### TASK DESCRIPTION
Collect every line that includes the string "contact".

Data items:
▼

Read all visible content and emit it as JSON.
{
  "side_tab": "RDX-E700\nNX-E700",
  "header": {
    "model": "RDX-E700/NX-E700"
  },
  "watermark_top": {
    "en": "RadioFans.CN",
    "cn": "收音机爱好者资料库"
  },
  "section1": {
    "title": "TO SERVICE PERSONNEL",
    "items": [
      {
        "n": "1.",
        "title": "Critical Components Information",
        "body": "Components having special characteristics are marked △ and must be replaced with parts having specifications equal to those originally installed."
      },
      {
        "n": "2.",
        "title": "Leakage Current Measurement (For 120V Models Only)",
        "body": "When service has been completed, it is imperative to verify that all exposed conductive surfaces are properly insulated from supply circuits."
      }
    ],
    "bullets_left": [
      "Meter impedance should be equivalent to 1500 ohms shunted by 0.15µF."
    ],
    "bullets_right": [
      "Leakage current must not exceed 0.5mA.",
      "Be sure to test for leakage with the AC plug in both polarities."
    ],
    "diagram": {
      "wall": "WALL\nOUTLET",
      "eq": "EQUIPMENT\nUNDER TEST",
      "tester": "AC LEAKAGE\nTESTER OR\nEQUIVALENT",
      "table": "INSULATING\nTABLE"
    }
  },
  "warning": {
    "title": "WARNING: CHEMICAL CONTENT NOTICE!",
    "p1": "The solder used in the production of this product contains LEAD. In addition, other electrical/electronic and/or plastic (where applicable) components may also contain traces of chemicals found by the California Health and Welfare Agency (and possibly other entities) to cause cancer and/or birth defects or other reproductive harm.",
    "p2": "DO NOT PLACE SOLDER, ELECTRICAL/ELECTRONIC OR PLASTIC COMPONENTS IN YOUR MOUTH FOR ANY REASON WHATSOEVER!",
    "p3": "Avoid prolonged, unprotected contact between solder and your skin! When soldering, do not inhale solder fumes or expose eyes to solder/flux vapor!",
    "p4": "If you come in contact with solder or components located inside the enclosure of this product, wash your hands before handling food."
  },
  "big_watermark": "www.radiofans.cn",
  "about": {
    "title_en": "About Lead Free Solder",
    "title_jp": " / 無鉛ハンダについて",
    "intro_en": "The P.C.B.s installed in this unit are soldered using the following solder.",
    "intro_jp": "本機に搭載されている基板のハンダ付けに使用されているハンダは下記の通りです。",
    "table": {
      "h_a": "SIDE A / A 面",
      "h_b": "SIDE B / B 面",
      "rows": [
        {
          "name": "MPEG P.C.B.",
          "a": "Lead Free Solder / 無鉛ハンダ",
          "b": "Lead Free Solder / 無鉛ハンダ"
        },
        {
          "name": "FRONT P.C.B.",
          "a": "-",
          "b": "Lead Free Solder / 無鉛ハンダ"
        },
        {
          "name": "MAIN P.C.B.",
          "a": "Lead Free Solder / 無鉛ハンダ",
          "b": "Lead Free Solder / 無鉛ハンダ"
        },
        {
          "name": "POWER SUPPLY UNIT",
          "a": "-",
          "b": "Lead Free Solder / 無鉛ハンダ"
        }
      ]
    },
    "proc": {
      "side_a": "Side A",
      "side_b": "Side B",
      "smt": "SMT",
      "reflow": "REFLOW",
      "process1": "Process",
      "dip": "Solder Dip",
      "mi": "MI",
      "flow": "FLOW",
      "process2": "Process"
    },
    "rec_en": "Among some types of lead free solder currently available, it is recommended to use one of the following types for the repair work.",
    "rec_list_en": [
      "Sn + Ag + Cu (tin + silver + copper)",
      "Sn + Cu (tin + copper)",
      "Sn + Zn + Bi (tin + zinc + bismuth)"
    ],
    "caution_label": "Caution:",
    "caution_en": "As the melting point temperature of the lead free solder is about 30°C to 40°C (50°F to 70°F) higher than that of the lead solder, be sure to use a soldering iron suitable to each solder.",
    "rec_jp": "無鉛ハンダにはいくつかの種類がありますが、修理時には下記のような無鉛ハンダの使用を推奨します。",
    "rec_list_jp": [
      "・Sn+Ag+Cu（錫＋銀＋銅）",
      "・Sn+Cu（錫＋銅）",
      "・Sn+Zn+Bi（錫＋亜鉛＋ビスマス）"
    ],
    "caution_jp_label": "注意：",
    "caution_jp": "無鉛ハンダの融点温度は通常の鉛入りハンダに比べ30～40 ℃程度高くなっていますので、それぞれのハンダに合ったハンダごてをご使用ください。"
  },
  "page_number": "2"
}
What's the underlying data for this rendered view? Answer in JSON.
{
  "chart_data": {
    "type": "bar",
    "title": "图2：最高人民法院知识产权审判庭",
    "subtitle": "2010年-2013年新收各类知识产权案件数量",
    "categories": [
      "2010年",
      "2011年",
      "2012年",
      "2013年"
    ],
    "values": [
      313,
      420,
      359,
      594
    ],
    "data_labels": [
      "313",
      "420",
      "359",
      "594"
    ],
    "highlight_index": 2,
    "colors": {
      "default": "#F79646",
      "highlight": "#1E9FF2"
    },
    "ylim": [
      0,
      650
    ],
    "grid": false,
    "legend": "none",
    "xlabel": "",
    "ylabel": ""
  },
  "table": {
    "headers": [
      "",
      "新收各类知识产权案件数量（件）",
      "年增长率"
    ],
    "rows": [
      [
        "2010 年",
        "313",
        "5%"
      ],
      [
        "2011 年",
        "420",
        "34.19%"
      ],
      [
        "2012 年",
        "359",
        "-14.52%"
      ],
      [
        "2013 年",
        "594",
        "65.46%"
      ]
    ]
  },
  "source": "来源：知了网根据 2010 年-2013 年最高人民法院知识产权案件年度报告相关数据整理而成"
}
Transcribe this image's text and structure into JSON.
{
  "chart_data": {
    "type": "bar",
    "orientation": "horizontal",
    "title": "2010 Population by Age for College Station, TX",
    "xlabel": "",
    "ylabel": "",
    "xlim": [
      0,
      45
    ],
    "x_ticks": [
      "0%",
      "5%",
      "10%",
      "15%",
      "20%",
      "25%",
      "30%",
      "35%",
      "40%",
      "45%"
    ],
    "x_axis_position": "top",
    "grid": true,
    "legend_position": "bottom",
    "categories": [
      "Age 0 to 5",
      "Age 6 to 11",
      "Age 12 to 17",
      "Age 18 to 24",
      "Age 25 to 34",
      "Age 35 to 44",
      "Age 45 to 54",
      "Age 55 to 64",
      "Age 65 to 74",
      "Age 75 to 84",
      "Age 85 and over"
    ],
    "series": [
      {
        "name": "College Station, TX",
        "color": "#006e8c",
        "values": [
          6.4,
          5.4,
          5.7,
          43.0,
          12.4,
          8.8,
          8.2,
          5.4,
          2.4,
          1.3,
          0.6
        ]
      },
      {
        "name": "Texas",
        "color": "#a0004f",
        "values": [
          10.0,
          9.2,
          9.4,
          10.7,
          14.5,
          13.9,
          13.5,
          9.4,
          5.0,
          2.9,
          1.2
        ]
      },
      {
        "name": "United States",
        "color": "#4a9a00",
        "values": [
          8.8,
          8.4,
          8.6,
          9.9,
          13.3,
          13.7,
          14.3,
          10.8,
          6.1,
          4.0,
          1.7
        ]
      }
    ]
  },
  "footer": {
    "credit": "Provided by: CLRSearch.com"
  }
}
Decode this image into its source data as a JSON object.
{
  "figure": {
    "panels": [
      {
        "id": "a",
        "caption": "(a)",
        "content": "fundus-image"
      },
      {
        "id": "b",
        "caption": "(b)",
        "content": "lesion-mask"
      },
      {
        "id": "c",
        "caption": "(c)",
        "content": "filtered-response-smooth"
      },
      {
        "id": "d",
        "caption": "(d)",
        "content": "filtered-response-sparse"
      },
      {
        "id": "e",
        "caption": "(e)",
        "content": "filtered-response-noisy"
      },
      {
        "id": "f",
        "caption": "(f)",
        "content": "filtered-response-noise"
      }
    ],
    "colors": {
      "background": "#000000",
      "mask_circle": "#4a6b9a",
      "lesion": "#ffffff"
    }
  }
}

▲

### EXPECTED ANSWER
    "p3": "Avoid prolonged, unprotected contact between solder and your skin! When soldering, do not inhale solder fumes or expose eyes to solder/flux vapor!",
    "p4": "If you come in contact with solder or components located inside the enclosure of this product, wash your hands before handling food."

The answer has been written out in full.